**AIM OF THE TASK**
Continue the blog post below about tracking poetry submissions, picking up right after its last sentence.

I’ve also learnt the importance of tracking what you send out – firstly to avoid duplications (some magazines accept simultaneous submissions, some don’t), and also to avoid sending something to the same publication twice, which I almost did today when submitting to Little Stone Magazine. But luckily I had been keeping a record. Here’s a screenshot showing some of this year’s submissions. The greyed out bold entries are successes, the greyed crossed out italicised poems are rejections, and the other ones are active poems.

The magazines are a mix of print and online, brand new and well established publications, that will get anything from a couple of hundred to several thousand submissions per issue. I am absolutely delighted with every acceptance. Every publisher is trying to build credibility and their own magazine presence, so for them to accept one of my poems is a big deal.

I keep a summary of where I am over the course of the year in terms of acceptances / submissions etc. I’m not tracking percentages … yet!

Alongside this list I have a spreadsheet that I use – poems are organised in columns – waiting to be sent out, submitted or published. If submitted I have a 6 month ‘nudge’ date / date when available when I get back to the editors to chase an update, though the vast majority get back to me very quickly – I’ve had rejections within 48 hours on a couple of occasions! If I don’t hear back then the poem is moved back to the available list

You’ll see that the poem titles are in some cases in colour. I do this in order to track how often a poem has been sent out. After all, if it’s been rejected a lot of times maybe it just isn’t good enough? Whilst you can’t see it here, some recent acceptances have been for poems that have been submitted four or five times before. Sometimes it is simply a case of finding the right home for that particular poem.

A couple of other pointers;

If the poem in the published column is in bold it has been accepted by a publication that I haven’t had work in before.

If the poem is in italics and pale blue, it is a previously published poem that has found a new home in a magazine or on a website that accepts work that has appeared elsewhere before.

So what do you think? How do you track your poetry submissions? I’d love to find out!

**MATERIAL SUPPLIED**
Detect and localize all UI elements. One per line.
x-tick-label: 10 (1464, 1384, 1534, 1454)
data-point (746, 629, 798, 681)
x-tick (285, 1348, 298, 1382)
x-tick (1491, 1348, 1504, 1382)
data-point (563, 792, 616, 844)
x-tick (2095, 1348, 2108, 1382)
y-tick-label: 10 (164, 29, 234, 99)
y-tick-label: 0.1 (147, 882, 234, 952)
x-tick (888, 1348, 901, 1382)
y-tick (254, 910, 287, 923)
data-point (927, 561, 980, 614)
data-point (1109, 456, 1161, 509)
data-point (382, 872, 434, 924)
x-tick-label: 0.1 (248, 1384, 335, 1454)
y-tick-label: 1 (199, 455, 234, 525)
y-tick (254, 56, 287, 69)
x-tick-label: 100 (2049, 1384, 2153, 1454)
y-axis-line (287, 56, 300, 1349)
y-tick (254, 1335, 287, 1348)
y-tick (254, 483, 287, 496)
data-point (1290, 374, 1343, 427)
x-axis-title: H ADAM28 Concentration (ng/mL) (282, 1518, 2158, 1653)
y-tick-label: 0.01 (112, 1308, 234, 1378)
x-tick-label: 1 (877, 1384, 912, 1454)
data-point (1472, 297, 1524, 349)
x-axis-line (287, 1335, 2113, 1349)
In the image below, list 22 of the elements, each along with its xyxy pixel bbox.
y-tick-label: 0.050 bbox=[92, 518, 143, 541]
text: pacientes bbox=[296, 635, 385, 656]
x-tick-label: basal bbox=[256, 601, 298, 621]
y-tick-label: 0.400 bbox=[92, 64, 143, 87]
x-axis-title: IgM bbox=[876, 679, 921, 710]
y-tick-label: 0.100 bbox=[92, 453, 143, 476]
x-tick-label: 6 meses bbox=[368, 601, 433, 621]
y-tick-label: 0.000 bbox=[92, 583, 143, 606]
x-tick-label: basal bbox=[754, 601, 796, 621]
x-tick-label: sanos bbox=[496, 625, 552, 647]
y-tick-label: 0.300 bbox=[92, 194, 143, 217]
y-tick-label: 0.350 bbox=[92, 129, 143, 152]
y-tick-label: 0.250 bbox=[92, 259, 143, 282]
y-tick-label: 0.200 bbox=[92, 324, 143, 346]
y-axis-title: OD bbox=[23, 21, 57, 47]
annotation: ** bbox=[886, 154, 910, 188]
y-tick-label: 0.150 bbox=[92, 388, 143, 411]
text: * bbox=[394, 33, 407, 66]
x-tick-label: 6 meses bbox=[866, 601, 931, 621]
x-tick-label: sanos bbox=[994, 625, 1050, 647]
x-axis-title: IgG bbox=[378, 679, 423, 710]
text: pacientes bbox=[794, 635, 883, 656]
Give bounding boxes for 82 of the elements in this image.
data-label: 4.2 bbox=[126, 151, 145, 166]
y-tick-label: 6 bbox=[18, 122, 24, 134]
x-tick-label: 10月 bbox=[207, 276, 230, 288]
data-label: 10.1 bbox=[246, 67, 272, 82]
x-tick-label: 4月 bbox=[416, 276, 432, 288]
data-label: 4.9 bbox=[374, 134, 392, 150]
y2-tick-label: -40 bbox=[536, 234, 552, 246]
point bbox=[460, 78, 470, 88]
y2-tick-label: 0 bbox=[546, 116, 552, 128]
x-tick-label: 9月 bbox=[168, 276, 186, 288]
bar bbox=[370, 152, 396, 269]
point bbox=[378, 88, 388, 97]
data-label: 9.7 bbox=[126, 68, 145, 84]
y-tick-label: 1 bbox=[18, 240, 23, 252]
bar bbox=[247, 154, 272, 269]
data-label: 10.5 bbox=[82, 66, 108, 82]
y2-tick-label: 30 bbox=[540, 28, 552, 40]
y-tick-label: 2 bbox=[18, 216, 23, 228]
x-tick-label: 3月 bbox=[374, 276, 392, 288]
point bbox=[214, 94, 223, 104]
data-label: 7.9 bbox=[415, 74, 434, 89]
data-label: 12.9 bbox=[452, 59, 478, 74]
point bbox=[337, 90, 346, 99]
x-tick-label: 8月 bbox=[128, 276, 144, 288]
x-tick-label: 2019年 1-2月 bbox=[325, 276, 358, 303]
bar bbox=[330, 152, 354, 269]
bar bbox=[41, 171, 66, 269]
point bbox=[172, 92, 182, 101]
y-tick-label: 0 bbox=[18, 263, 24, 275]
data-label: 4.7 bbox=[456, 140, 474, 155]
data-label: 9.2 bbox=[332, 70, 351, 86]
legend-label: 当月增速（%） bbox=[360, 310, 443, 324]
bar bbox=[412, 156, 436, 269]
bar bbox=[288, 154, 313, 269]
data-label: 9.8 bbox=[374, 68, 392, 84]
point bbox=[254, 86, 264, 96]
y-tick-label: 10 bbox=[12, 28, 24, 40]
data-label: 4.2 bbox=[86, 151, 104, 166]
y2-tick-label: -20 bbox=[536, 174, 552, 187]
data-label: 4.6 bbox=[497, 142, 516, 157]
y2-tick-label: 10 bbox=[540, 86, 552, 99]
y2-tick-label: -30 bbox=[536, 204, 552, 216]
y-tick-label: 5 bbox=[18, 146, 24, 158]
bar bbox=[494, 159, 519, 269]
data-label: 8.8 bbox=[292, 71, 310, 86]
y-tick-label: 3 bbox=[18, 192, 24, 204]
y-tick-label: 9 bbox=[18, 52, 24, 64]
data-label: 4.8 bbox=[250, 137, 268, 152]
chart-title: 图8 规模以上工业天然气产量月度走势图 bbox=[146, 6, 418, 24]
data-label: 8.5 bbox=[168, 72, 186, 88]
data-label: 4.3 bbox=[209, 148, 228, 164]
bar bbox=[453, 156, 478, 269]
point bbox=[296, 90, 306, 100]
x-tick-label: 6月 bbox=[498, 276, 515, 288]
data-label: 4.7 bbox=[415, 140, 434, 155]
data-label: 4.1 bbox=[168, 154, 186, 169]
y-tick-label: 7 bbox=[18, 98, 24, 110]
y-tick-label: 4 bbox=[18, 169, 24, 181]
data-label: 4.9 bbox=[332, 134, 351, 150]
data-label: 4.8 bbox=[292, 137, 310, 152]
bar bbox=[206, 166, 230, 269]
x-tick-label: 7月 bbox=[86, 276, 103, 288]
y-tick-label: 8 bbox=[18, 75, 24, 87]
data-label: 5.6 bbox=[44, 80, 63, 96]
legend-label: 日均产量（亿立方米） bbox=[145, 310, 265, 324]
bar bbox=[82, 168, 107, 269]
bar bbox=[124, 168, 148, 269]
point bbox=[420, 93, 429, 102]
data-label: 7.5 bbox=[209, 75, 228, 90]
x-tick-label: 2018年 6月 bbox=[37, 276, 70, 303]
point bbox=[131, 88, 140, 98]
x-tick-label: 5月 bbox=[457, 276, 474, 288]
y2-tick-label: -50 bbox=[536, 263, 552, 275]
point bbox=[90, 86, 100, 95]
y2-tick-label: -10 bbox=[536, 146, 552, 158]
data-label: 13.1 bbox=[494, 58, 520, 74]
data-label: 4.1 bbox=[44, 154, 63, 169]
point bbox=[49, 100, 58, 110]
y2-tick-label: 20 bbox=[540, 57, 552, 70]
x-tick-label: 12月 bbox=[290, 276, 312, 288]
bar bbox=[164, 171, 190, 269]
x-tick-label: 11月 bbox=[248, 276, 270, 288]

**OUTPUT FOR THIS TASK**
I’ll finish this post with a link to each of the three magazines mentioned in this post;

Green Ink Poetry – https://www.greeninkpoetry.co.uk

Acropolis Journal – https://acropolisjournaluk.wixsite.com/acropolisjournal

Little Stone Magazine – https://www.littlestonejournal.co.uk

Have a look – there might still be time to submit for the next issue 🙂

Imagine Portsmouth

A quick mention for a competition being run in my home city;

Can you capture Portsmouth? Enter Imagine Portsmouth’s creative competition and help celebrate Portsmouth’s vision for the future. This summer, Imagine Portsmouth is asking people in Portsmouth to get creative and share how they see Portsmouth – through a poem. Aspiring poets of all ages can take inspiration from the city vision and submit entries online. The winning entries will be selected by a panel of expert judges from across the city. The winners will have their work showcased online and there will be a £75 prize for the winning poem.Poems may have been previously published as long as you have the copyright.Find out more and enter at

I may well enter, though it will have to be something new I think – most of my Portsmouth poems probably won’t fit the city vision!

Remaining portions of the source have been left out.